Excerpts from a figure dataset
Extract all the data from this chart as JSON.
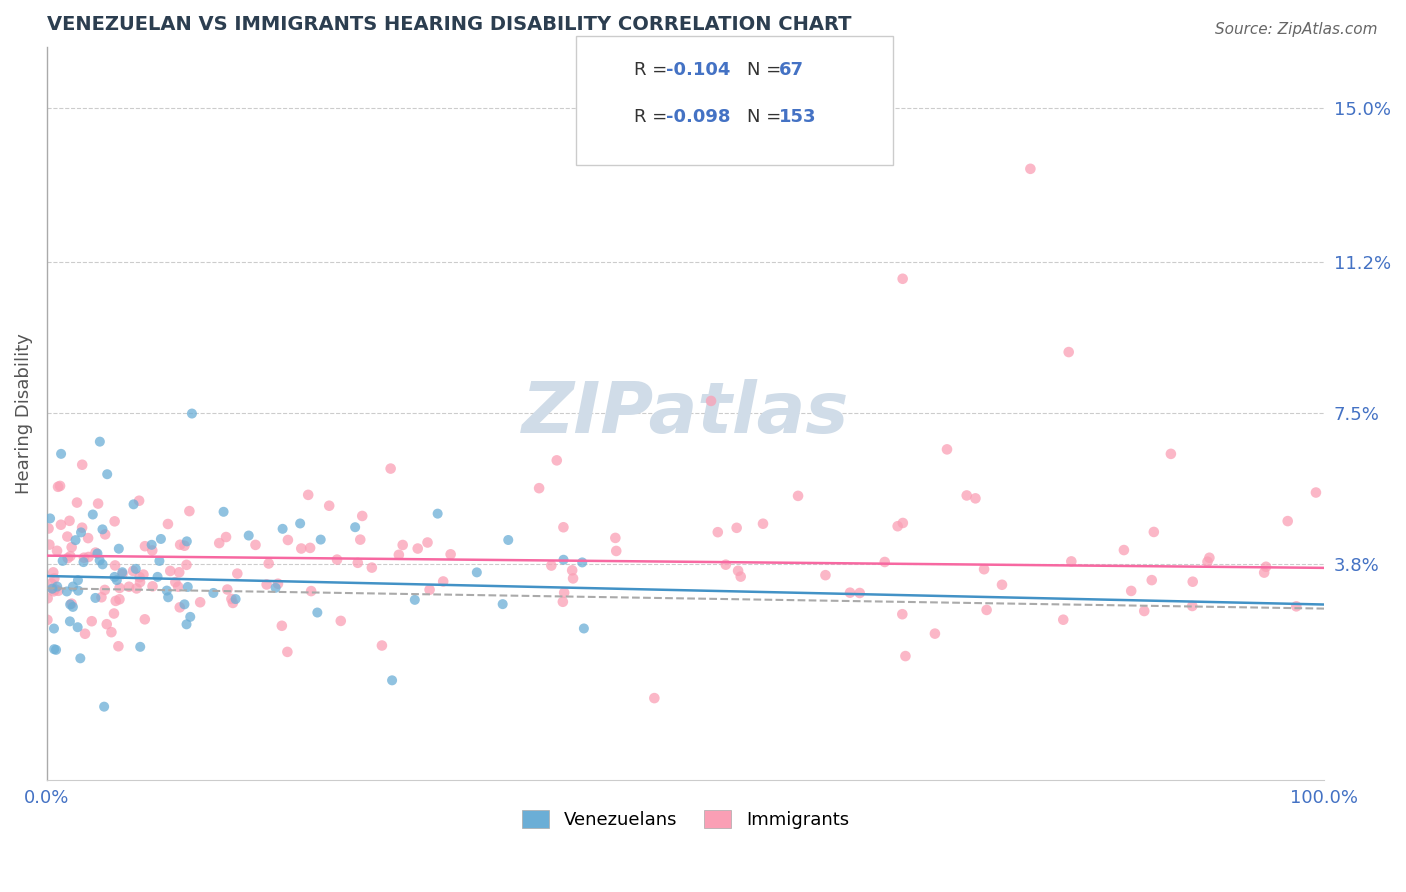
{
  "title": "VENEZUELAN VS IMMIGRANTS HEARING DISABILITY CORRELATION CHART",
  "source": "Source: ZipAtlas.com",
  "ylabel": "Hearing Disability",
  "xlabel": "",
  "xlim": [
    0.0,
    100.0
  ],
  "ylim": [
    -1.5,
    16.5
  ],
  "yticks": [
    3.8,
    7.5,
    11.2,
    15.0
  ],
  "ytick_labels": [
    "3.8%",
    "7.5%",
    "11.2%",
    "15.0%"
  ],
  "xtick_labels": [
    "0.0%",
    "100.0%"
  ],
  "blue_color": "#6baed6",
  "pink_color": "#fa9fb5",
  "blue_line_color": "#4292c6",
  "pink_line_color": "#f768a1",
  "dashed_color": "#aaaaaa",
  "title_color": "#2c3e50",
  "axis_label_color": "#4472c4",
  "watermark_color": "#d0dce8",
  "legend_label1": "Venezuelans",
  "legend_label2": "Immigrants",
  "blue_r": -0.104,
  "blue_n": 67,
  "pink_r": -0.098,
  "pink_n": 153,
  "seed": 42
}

Task brief: Every record above must be given again exactly; drop the pictures.

Task output:
Extract all the data from this chart as JSON.
{
  "title": "VENEZUELAN VS IMMIGRANTS HEARING DISABILITY CORRELATION CHART",
  "source": "Source: ZipAtlas.com",
  "ylabel": "Hearing Disability",
  "xlabel": "",
  "xlim": [
    0.0,
    100.0
  ],
  "ylim": [
    -1.5,
    16.5
  ],
  "yticks": [
    3.8,
    7.5,
    11.2,
    15.0
  ],
  "ytick_labels": [
    "3.8%",
    "7.5%",
    "11.2%",
    "15.0%"
  ],
  "xtick_labels": [
    "0.0%",
    "100.0%"
  ],
  "blue_color": "#6baed6",
  "pink_color": "#fa9fb5",
  "blue_line_color": "#4292c6",
  "pink_line_color": "#f768a1",
  "dashed_color": "#aaaaaa",
  "title_color": "#2c3e50",
  "axis_label_color": "#4472c4",
  "watermark_color": "#d0dce8",
  "legend_label1": "Venezuelans",
  "legend_label2": "Immigrants",
  "blue_r": -0.104,
  "blue_n": 67,
  "pink_r": -0.098,
  "pink_n": 153,
  "seed": 42
}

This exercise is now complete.